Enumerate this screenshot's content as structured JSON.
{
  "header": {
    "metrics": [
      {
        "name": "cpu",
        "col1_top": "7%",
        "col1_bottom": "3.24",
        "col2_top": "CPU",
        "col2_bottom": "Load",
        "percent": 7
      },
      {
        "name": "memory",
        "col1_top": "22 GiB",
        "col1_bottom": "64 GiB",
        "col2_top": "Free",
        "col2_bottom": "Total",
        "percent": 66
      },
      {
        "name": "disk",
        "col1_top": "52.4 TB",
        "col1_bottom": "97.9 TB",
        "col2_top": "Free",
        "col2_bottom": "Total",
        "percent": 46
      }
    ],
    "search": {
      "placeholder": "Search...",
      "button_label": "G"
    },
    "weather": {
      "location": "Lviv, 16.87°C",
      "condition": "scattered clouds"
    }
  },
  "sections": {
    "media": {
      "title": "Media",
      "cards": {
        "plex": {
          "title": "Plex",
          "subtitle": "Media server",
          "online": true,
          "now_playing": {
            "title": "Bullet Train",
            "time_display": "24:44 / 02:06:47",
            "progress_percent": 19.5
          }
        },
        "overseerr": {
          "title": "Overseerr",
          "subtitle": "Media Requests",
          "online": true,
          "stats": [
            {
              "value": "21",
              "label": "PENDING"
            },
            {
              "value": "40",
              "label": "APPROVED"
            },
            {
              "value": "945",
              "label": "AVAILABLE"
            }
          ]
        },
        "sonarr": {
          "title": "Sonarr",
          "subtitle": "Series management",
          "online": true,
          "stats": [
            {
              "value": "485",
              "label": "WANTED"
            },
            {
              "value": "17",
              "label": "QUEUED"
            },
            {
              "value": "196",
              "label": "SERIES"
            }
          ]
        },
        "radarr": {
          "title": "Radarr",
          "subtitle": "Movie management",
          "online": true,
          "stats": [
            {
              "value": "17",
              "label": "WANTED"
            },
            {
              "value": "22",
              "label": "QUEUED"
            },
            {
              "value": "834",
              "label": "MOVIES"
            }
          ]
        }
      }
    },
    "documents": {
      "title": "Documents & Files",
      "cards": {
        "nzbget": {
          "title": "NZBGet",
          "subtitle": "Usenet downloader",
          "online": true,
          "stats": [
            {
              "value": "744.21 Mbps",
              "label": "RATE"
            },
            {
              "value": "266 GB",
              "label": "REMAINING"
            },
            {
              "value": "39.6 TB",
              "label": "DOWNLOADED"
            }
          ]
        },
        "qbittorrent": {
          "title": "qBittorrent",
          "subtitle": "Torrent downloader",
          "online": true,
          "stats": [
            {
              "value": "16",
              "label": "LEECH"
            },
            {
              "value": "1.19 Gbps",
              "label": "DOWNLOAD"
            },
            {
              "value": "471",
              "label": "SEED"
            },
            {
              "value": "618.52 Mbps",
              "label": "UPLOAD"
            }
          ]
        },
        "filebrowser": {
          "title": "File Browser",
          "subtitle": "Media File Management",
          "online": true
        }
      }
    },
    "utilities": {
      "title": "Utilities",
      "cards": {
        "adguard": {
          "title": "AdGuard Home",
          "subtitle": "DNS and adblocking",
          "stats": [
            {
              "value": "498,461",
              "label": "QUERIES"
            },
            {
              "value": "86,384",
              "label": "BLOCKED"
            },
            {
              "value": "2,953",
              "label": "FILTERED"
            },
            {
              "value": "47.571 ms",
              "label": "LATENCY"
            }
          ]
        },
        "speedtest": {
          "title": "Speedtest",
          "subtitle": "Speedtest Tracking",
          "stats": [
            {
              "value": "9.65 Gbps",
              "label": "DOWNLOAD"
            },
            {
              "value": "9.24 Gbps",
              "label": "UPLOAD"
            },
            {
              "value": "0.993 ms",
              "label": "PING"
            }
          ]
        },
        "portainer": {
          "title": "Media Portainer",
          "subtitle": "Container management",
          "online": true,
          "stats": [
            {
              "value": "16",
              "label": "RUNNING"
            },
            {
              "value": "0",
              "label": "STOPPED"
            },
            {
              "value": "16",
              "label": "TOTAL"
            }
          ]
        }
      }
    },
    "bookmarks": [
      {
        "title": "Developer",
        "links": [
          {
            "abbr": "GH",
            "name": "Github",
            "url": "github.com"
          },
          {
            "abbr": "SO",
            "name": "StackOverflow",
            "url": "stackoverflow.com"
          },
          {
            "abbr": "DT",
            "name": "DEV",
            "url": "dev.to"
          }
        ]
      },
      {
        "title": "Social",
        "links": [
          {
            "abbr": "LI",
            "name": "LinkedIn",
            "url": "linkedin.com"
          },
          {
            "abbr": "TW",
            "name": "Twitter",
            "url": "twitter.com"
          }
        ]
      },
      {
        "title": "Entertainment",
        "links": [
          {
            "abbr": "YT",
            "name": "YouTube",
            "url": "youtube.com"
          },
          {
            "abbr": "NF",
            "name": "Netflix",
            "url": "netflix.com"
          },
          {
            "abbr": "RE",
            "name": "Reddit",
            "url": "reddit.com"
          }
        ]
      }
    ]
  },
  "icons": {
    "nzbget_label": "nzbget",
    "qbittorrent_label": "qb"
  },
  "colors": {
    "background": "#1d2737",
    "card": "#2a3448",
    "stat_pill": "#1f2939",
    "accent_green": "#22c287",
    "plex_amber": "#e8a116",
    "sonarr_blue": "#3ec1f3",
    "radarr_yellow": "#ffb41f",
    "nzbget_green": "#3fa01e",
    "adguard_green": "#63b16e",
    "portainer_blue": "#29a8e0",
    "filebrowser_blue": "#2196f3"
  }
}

> Aim of the exercise
Give the data again, exactly as it stands.

> Correct result
Enumerate this screenshot's content as structured JSON.
{
  "header": {
    "metrics": [
      {
        "name": "cpu",
        "col1_top": "7%",
        "col1_bottom": "3.24",
        "col2_top": "CPU",
        "col2_bottom": "Load",
        "percent": 7
      },
      {
        "name": "memory",
        "col1_top": "22 GiB",
        "col1_bottom": "64 GiB",
        "col2_top": "Free",
        "col2_bottom": "Total",
        "percent": 66
      },
      {
        "name": "disk",
        "col1_top": "52.4 TB",
        "col1_bottom": "97.9 TB",
        "col2_top": "Free",
        "col2_bottom": "Total",
        "percent": 46
      }
    ],
    "search": {
      "placeholder": "Search...",
      "button_label": "G"
    },
    "weather": {
      "location": "Lviv, 16.87°C",
      "condition": "scattered clouds"
    }
  },
  "sections": {
    "media": {
      "title": "Media",
      "cards": {
        "plex": {
          "title": "Plex",
          "subtitle": "Media server",
          "online": true,
          "now_playing": {
            "title": "Bullet Train",
            "time_display": "24:44 / 02:06:47",
            "progress_percent": 19.5
          }
        },
        "overseerr": {
          "title": "Overseerr",
          "subtitle": "Media Requests",
          "online": true,
          "stats": [
            {
              "value": "21",
              "label": "PENDING"
            },
            {
              "value": "40",
              "label": "APPROVED"
            },
            {
              "value": "945",
              "label": "AVAILABLE"
            }
          ]
        },
        "sonarr": {
          "title": "Sonarr",
          "subtitle": "Series management",
          "online": true,
          "stats": [
            {
              "value": "485",
              "label": "WANTED"
            },
            {
              "value": "17",
              "label": "QUEUED"
            },
            {
              "value": "196",
              "label": "SERIES"
            }
          ]
        },
        "radarr": {
          "title": "Radarr",
          "subtitle": "Movie management",
          "online": true,
          "stats": [
            {
              "value": "17",
              "label": "WANTED"
            },
            {
              "value": "22",
              "label": "QUEUED"
            },
            {
              "value": "834",
              "label": "MOVIES"
            }
          ]
        }
      }
    },
    "documents": {
      "title": "Documents & Files",
      "cards": {
        "nzbget": {
          "title": "NZBGet",
          "subtitle": "Usenet downloader",
          "online": true,
          "stats": [
            {
              "value": "744.21 Mbps",
              "label": "RATE"
            },
            {
              "value": "266 GB",
              "label": "REMAINING"
            },
            {
              "value": "39.6 TB",
              "label": "DOWNLOADED"
            }
          ]
        },
        "qbittorrent": {
          "title": "qBittorrent",
          "subtitle": "Torrent downloader",
          "online": true,
          "stats": [
            {
              "value": "16",
              "label": "LEECH"
            },
            {
              "value": "1.19 Gbps",
              "label": "DOWNLOAD"
            },
            {
              "value": "471",
              "label": "SEED"
            },
            {
              "value": "618.52 Mbps",
              "label": "UPLOAD"
            }
          ]
        },
        "filebrowser": {
          "title": "File Browser",
          "subtitle": "Media File Management",
          "online": true
        }
      }
    },
    "utilities": {
      "title": "Utilities",
      "cards": {
        "adguard": {
          "title": "AdGuard Home",
          "subtitle": "DNS and adblocking",
          "stats": [
            {
              "value": "498,461",
              "label": "QUERIES"
            },
            {
              "value": "86,384",
              "label": "BLOCKED"
            },
            {
              "value": "2,953",
              "label": "FILTERED"
            },
            {
              "value": "47.571 ms",
              "label": "LATENCY"
            }
          ]
        },
        "speedtest": {
          "title": "Speedtest",
          "subtitle": "Speedtest Tracking",
          "stats": [
            {
              "value": "9.65 Gbps",
              "label": "DOWNLOAD"
            },
            {
              "value": "9.24 Gbps",
              "label": "UPLOAD"
            },
            {
              "value": "0.993 ms",
              "label": "PING"
            }
          ]
        },
        "portainer": {
          "title": "Media Portainer",
          "subtitle": "Container management",
          "online": true,
          "stats": [
            {
              "value": "16",
              "label": "RUNNING"
            },
            {
              "value": "0",
              "label": "STOPPED"
            },
            {
              "value": "16",
              "label": "TOTAL"
            }
          ]
        }
      }
    },
    "bookmarks": [
      {
        "title": "Developer",
        "links": [
          {
            "abbr": "GH",
            "name": "Github",
            "url": "github.com"
          },
          {
            "abbr": "SO",
            "name": "StackOverflow",
            "url": "stackoverflow.com"
          },
          {
            "abbr": "DT",
            "name": "DEV",
            "url": "dev.to"
          }
        ]
      },
      {
        "title": "Social",
        "links": [
          {
            "abbr": "LI",
            "name": "LinkedIn",
            "url": "linkedin.com"
          },
          {
            "abbr": "TW",
            "name": "Twitter",
            "url": "twitter.com"
          }
        ]
      },
      {
        "title": "Entertainment",
        "links": [
          {
            "abbr": "YT",
            "name": "YouTube",
            "url": "youtube.com"
          },
          {
            "abbr": "NF",
            "name": "Netflix",
            "url": "netflix.com"
          },
          {
            "abbr": "RE",
            "name": "Reddit",
            "url": "reddit.com"
          }
        ]
      }
    ]
  },
  "icons": {
    "nzbget_label": "nzbget",
    "qbittorrent_label": "qb"
  },
  "colors": {
    "background": "#1d2737",
    "card": "#2a3448",
    "stat_pill": "#1f2939",
    "accent_green": "#22c287",
    "plex_amber": "#e8a116",
    "sonarr_blue": "#3ec1f3",
    "radarr_yellow": "#ffb41f",
    "nzbget_green": "#3fa01e",
    "adguard_green": "#63b16e",
    "portainer_blue": "#29a8e0",
    "filebrowser_blue": "#2196f3"
  }
}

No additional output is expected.